- **WORK REQUIRED**
Report how many lines include the word "атаку", and nothing besides that number.

- **RECORDS FOR THE TASK**

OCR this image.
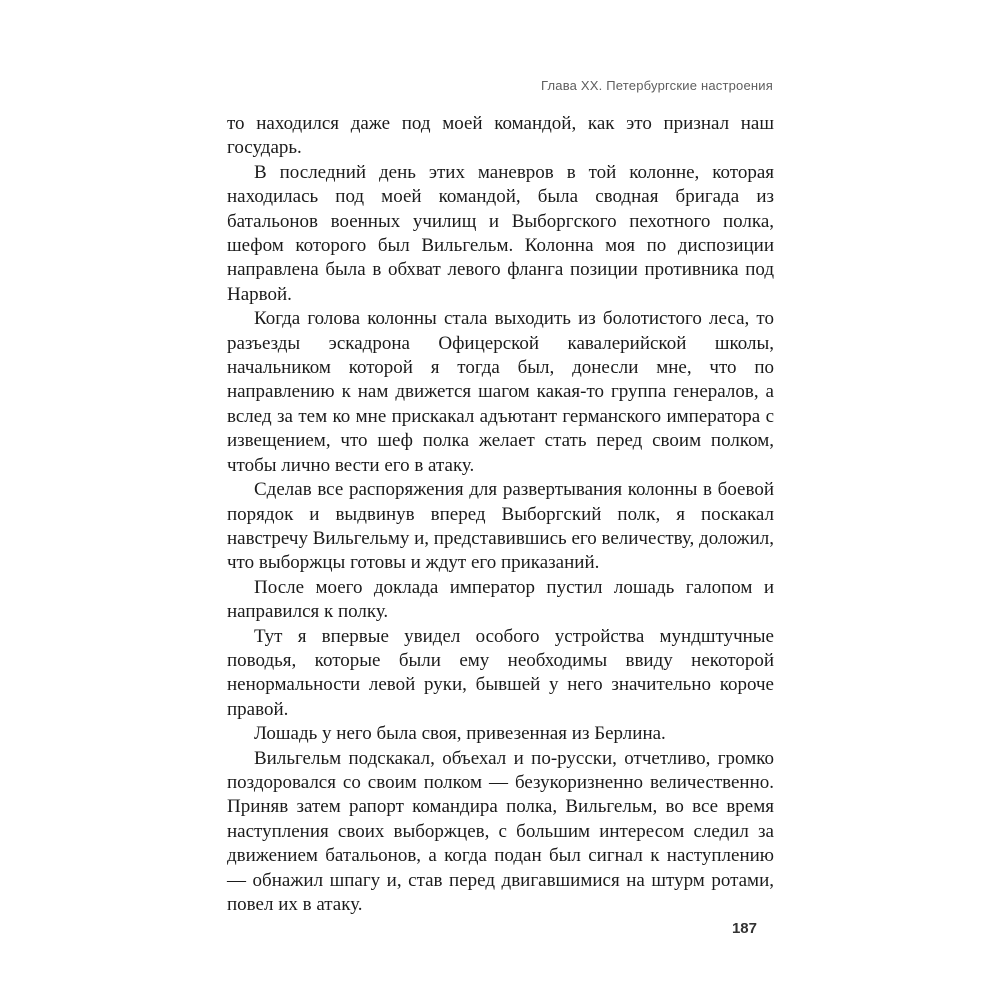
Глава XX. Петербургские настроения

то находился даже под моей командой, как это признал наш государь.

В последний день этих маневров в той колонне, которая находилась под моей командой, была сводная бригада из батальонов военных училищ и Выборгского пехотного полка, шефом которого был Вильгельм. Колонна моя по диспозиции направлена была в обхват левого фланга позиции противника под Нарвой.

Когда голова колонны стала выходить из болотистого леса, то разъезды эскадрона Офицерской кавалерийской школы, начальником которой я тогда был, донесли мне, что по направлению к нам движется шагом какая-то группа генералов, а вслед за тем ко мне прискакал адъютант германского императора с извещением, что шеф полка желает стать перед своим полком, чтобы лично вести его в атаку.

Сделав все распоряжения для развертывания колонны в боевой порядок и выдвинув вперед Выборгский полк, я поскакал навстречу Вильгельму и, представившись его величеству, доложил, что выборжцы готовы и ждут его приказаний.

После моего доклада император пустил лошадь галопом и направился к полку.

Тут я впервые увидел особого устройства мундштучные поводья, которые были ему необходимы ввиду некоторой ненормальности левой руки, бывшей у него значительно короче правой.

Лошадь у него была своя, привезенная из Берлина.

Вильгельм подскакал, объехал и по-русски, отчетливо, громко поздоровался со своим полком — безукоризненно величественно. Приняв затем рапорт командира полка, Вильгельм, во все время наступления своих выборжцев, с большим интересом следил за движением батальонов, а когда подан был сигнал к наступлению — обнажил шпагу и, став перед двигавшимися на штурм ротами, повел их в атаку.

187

- **ANSWER**
2